[Begin Data provided]

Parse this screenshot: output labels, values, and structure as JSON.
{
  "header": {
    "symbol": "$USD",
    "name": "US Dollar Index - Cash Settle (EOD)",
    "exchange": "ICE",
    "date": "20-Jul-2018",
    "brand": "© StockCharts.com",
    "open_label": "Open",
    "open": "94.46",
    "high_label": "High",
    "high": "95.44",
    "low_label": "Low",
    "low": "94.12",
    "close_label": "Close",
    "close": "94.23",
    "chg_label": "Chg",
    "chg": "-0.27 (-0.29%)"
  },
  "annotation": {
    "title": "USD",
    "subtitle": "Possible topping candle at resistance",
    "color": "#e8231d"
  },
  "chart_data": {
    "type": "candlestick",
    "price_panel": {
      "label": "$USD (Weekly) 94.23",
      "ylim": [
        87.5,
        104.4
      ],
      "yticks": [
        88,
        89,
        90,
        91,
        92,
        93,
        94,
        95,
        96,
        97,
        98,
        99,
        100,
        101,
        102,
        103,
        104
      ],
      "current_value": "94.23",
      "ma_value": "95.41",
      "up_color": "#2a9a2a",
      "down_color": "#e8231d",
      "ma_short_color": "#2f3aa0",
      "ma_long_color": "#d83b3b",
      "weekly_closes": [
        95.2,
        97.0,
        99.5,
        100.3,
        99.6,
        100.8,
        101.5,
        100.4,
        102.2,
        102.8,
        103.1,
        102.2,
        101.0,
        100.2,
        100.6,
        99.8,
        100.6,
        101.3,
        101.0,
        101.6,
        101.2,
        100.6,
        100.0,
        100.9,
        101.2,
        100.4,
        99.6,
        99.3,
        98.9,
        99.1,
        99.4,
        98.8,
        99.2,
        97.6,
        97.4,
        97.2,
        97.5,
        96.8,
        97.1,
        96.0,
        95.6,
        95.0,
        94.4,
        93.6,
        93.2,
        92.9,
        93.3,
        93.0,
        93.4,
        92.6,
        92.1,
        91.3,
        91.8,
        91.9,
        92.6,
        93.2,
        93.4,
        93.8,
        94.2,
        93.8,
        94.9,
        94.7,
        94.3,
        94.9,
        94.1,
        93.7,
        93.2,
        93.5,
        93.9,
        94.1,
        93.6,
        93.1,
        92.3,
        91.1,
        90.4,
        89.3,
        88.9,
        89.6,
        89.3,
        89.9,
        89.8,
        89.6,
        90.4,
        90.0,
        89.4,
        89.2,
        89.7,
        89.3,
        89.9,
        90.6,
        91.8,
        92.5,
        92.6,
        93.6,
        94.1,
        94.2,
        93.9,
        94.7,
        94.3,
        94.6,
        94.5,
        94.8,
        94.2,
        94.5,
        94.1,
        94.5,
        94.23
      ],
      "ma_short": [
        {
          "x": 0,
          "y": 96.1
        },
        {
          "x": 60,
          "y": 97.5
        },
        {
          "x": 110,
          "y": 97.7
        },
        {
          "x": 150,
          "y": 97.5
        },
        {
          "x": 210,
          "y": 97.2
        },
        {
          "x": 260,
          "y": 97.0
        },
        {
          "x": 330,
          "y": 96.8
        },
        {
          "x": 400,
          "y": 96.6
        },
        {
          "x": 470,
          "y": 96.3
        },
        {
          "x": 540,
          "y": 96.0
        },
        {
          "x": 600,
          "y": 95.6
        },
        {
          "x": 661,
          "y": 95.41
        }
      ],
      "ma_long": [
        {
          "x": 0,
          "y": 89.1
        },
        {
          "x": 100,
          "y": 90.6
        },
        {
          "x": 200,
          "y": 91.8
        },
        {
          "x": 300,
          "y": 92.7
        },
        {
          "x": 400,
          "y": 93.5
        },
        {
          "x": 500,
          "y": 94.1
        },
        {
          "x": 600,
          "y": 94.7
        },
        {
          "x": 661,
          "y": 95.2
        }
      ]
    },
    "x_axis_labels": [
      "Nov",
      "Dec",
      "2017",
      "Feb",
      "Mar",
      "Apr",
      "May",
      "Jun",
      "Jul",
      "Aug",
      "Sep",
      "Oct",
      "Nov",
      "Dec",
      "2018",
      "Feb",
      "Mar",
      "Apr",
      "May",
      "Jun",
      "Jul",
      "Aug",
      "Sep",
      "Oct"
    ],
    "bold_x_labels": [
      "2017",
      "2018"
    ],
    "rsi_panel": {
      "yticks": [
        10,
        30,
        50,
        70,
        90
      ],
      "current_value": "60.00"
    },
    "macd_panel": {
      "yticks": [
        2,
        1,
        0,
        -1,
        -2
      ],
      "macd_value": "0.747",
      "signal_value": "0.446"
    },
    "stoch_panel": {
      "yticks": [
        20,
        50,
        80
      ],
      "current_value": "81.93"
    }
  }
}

[End Data provided]

Extract all of the data above and output it character for character.

Parse this screenshot: output labels, values, and structure as JSON.
{
  "header": {
    "symbol": "$USD",
    "name": "US Dollar Index - Cash Settle (EOD)",
    "exchange": "ICE",
    "date": "20-Jul-2018",
    "brand": "© StockCharts.com",
    "open_label": "Open",
    "open": "94.46",
    "high_label": "High",
    "high": "95.44",
    "low_label": "Low",
    "low": "94.12",
    "close_label": "Close",
    "close": "94.23",
    "chg_label": "Chg",
    "chg": "-0.27 (-0.29%)"
  },
  "annotation": {
    "title": "USD",
    "subtitle": "Possible topping candle at resistance",
    "color": "#e8231d"
  },
  "chart_data": {
    "type": "candlestick",
    "price_panel": {
      "label": "$USD (Weekly) 94.23",
      "ylim": [
        87.5,
        104.4
      ],
      "yticks": [
        88,
        89,
        90,
        91,
        92,
        93,
        94,
        95,
        96,
        97,
        98,
        99,
        100,
        101,
        102,
        103,
        104
      ],
      "current_value": "94.23",
      "ma_value": "95.41",
      "up_color": "#2a9a2a",
      "down_color": "#e8231d",
      "ma_short_color": "#2f3aa0",
      "ma_long_color": "#d83b3b",
      "weekly_closes": [
        95.2,
        97.0,
        99.5,
        100.3,
        99.6,
        100.8,
        101.5,
        100.4,
        102.2,
        102.8,
        103.1,
        102.2,
        101.0,
        100.2,
        100.6,
        99.8,
        100.6,
        101.3,
        101.0,
        101.6,
        101.2,
        100.6,
        100.0,
        100.9,
        101.2,
        100.4,
        99.6,
        99.3,
        98.9,
        99.1,
        99.4,
        98.8,
        99.2,
        97.6,
        97.4,
        97.2,
        97.5,
        96.8,
        97.1,
        96.0,
        95.6,
        95.0,
        94.4,
        93.6,
        93.2,
        92.9,
        93.3,
        93.0,
        93.4,
        92.6,
        92.1,
        91.3,
        91.8,
        91.9,
        92.6,
        93.2,
        93.4,
        93.8,
        94.2,
        93.8,
        94.9,
        94.7,
        94.3,
        94.9,
        94.1,
        93.7,
        93.2,
        93.5,
        93.9,
        94.1,
        93.6,
        93.1,
        92.3,
        91.1,
        90.4,
        89.3,
        88.9,
        89.6,
        89.3,
        89.9,
        89.8,
        89.6,
        90.4,
        90.0,
        89.4,
        89.2,
        89.7,
        89.3,
        89.9,
        90.6,
        91.8,
        92.5,
        92.6,
        93.6,
        94.1,
        94.2,
        93.9,
        94.7,
        94.3,
        94.6,
        94.5,
        94.8,
        94.2,
        94.5,
        94.1,
        94.5,
        94.23
      ],
      "ma_short": [
        {
          "x": 0,
          "y": 96.1
        },
        {
          "x": 60,
          "y": 97.5
        },
        {
          "x": 110,
          "y": 97.7
        },
        {
          "x": 150,
          "y": 97.5
        },
        {
          "x": 210,
          "y": 97.2
        },
        {
          "x": 260,
          "y": 97.0
        },
        {
          "x": 330,
          "y": 96.8
        },
        {
          "x": 400,
          "y": 96.6
        },
        {
          "x": 470,
          "y": 96.3
        },
        {
          "x": 540,
          "y": 96.0
        },
        {
          "x": 600,
          "y": 95.6
        },
        {
          "x": 661,
          "y": 95.41
        }
      ],
      "ma_long": [
        {
          "x": 0,
          "y": 89.1
        },
        {
          "x": 100,
          "y": 90.6
        },
        {
          "x": 200,
          "y": 91.8
        },
        {
          "x": 300,
          "y": 92.7
        },
        {
          "x": 400,
          "y": 93.5
        },
        {
          "x": 500,
          "y": 94.1
        },
        {
          "x": 600,
          "y": 94.7
        },
        {
          "x": 661,
          "y": 95.2
        }
      ]
    },
    "x_axis_labels": [
      "Nov",
      "Dec",
      "2017",
      "Feb",
      "Mar",
      "Apr",
      "May",
      "Jun",
      "Jul",
      "Aug",
      "Sep",
      "Oct",
      "Nov",
      "Dec",
      "2018",
      "Feb",
      "Mar",
      "Apr",
      "May",
      "Jun",
      "Jul",
      "Aug",
      "Sep",
      "Oct"
    ],
    "bold_x_labels": [
      "2017",
      "2018"
    ],
    "rsi_panel": {
      "yticks": [
        10,
        30,
        50,
        70,
        90
      ],
      "current_value": "60.00"
    },
    "macd_panel": {
      "yticks": [
        2,
        1,
        0,
        -1,
        -2
      ],
      "macd_value": "0.747",
      "signal_value": "0.446"
    },
    "stoch_panel": {
      "yticks": [
        20,
        50,
        80
      ],
      "current_value": "81.93"
    }
  }
}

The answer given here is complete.